▶ Task objective
Every line containing the word "page" needs to be found and copied.

>> Begin Dataset records

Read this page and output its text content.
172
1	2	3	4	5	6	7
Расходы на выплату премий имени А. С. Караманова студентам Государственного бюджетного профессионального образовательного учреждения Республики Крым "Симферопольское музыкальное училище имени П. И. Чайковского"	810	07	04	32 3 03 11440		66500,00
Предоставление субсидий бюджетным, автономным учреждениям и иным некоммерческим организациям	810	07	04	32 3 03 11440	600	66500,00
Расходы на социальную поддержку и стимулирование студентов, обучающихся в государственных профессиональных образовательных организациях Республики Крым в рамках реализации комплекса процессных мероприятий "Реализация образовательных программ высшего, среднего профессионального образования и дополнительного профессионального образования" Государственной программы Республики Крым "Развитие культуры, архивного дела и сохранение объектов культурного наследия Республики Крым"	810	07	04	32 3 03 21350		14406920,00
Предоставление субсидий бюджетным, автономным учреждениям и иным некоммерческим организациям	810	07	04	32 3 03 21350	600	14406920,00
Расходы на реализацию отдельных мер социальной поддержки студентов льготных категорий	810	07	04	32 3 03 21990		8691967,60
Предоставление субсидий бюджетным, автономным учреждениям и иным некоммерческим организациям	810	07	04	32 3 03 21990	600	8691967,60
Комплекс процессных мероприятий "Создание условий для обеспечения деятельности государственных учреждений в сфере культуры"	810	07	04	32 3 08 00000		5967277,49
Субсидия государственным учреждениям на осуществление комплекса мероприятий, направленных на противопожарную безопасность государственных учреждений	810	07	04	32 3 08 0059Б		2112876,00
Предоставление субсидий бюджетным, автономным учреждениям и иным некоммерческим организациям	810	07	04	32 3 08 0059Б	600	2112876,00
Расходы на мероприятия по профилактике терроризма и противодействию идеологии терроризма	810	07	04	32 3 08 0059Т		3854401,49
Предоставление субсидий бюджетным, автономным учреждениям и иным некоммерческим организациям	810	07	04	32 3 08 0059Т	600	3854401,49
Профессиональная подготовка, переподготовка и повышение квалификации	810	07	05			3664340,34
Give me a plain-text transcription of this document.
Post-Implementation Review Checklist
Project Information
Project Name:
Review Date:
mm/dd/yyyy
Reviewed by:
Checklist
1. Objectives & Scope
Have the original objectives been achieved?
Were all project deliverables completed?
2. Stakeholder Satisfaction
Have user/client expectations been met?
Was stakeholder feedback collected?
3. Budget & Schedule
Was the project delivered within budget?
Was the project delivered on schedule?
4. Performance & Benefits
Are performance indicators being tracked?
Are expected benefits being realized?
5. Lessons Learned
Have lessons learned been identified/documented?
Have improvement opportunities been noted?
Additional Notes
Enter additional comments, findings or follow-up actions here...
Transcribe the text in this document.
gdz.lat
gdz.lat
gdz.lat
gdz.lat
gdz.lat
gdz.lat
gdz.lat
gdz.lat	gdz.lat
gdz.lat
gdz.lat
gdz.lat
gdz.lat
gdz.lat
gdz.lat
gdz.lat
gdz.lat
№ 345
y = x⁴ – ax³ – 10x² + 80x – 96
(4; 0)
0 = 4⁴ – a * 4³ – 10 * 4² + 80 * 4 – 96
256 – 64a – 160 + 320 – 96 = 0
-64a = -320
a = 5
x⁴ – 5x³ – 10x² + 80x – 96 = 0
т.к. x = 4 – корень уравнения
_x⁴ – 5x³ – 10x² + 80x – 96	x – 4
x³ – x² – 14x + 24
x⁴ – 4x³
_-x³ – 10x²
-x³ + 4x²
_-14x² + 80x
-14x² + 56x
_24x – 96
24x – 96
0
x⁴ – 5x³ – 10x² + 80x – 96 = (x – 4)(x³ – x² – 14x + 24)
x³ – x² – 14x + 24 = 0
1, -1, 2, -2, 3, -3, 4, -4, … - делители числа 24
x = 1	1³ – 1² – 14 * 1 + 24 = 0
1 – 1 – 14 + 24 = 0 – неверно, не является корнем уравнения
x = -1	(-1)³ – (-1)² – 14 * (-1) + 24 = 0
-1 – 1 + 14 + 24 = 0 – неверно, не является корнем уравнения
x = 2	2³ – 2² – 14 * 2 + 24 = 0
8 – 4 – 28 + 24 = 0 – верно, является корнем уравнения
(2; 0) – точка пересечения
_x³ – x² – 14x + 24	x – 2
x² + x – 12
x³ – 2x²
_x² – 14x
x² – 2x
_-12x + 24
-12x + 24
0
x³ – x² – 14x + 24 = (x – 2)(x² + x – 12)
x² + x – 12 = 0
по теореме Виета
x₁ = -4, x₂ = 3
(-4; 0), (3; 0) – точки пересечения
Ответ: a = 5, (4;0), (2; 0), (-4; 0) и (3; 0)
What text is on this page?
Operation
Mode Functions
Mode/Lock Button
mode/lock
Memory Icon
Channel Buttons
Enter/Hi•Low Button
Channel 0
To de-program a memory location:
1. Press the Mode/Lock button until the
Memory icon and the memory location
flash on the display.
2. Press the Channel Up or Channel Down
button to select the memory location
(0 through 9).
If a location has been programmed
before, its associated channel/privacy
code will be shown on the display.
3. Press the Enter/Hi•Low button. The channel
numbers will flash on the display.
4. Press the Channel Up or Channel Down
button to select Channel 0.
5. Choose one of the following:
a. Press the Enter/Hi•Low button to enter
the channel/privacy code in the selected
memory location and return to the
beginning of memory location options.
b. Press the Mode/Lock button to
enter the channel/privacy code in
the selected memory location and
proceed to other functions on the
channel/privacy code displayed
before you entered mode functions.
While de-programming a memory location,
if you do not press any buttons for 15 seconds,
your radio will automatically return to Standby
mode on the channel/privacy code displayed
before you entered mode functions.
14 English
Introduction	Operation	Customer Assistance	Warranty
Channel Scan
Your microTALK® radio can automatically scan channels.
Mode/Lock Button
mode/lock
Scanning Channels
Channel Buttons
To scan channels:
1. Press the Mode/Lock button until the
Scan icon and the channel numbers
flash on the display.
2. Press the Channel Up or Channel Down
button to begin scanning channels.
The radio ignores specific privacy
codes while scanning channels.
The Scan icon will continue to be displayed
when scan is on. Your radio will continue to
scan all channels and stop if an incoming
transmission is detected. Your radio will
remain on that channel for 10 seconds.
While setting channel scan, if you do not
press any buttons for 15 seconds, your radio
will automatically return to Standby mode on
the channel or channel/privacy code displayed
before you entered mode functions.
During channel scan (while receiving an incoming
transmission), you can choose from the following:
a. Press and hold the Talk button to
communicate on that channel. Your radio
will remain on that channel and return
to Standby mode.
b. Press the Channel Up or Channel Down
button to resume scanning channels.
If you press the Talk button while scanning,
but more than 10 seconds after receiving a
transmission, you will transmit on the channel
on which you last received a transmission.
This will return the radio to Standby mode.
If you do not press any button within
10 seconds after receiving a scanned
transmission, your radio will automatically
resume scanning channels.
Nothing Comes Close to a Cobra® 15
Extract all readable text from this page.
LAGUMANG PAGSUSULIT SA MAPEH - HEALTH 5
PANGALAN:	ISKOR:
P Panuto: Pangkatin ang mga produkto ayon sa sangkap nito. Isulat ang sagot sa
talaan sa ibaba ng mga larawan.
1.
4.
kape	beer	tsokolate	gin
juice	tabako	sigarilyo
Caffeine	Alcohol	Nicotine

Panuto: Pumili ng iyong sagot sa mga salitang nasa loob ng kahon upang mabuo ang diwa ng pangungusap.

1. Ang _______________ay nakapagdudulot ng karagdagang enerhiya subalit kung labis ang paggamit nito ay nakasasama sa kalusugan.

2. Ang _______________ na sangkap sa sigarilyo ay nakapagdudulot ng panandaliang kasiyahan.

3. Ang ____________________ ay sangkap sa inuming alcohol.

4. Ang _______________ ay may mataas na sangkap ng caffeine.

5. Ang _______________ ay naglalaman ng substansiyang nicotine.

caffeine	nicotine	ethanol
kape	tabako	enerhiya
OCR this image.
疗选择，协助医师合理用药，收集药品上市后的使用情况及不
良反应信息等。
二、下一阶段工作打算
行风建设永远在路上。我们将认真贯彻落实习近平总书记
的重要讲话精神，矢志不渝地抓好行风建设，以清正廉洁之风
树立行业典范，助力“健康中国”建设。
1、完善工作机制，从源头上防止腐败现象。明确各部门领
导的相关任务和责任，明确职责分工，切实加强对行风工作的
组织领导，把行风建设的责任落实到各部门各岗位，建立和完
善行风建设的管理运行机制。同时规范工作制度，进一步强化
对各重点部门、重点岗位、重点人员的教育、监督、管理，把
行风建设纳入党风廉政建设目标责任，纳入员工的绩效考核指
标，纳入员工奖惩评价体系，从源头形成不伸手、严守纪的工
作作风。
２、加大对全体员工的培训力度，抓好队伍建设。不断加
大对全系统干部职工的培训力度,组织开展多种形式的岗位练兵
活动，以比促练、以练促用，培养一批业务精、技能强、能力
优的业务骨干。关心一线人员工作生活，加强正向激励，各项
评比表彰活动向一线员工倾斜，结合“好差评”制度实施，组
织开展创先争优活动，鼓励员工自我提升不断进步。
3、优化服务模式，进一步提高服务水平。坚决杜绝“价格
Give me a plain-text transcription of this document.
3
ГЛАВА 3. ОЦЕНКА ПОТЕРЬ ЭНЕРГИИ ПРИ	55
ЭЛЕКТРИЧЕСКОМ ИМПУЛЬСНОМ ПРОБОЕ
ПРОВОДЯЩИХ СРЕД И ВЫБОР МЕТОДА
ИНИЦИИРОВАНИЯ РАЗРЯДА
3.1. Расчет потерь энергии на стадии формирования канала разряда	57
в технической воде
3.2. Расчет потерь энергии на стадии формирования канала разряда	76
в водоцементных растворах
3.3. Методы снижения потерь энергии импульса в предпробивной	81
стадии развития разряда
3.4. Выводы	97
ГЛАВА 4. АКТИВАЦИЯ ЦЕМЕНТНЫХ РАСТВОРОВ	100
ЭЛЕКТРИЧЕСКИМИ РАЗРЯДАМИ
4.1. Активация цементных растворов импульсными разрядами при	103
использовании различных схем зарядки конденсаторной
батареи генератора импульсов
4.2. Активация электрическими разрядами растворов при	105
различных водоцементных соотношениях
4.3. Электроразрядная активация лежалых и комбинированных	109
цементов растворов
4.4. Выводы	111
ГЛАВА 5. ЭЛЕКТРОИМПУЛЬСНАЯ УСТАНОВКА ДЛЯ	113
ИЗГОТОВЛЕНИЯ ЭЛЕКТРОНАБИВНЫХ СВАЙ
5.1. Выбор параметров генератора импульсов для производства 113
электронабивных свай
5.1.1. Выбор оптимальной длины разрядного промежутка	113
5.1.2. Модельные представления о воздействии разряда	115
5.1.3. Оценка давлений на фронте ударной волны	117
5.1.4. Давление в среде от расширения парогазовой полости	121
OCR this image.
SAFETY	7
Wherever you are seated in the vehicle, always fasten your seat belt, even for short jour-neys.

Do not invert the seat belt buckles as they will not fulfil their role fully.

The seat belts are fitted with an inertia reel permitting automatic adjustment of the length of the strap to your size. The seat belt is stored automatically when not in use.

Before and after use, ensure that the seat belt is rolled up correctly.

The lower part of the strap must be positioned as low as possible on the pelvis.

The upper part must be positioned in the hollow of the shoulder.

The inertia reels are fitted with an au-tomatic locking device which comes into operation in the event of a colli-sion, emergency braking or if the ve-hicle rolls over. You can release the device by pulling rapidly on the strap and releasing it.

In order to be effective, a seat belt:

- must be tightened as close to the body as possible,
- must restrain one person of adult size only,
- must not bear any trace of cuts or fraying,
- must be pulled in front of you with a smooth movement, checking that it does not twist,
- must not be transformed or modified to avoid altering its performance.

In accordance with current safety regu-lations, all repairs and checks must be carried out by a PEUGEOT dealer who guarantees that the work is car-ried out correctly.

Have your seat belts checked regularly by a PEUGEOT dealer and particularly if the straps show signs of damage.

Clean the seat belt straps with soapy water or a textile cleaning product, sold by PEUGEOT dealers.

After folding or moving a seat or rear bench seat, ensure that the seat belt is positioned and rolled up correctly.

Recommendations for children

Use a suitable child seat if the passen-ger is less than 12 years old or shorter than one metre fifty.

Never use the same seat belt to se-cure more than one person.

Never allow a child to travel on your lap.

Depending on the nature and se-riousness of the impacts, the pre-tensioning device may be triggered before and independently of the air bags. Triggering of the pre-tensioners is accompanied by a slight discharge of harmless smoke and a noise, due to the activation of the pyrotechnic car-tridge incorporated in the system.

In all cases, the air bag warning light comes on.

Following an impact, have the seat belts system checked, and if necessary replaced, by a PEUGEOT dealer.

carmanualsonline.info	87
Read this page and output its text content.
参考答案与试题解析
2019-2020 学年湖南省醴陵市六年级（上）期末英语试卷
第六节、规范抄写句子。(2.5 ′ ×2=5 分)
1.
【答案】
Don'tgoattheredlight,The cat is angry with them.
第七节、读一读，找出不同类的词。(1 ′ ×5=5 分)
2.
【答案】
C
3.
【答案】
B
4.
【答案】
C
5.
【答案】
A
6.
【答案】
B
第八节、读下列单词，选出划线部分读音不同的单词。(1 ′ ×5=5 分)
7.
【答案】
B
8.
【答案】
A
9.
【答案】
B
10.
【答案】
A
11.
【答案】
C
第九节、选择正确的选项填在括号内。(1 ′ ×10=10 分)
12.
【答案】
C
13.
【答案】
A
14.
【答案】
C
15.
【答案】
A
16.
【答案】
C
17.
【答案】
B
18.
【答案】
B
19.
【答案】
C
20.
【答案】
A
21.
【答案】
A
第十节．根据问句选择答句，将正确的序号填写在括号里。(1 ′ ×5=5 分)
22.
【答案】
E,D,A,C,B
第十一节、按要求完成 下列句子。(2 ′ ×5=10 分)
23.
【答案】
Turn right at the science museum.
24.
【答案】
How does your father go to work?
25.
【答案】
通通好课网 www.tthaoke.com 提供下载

>> End Dataset records

▶ Answer to the problem
Read this page and output its text content.
What text is on this page?
Extract all readable text from this page.
Read this page and output its text content.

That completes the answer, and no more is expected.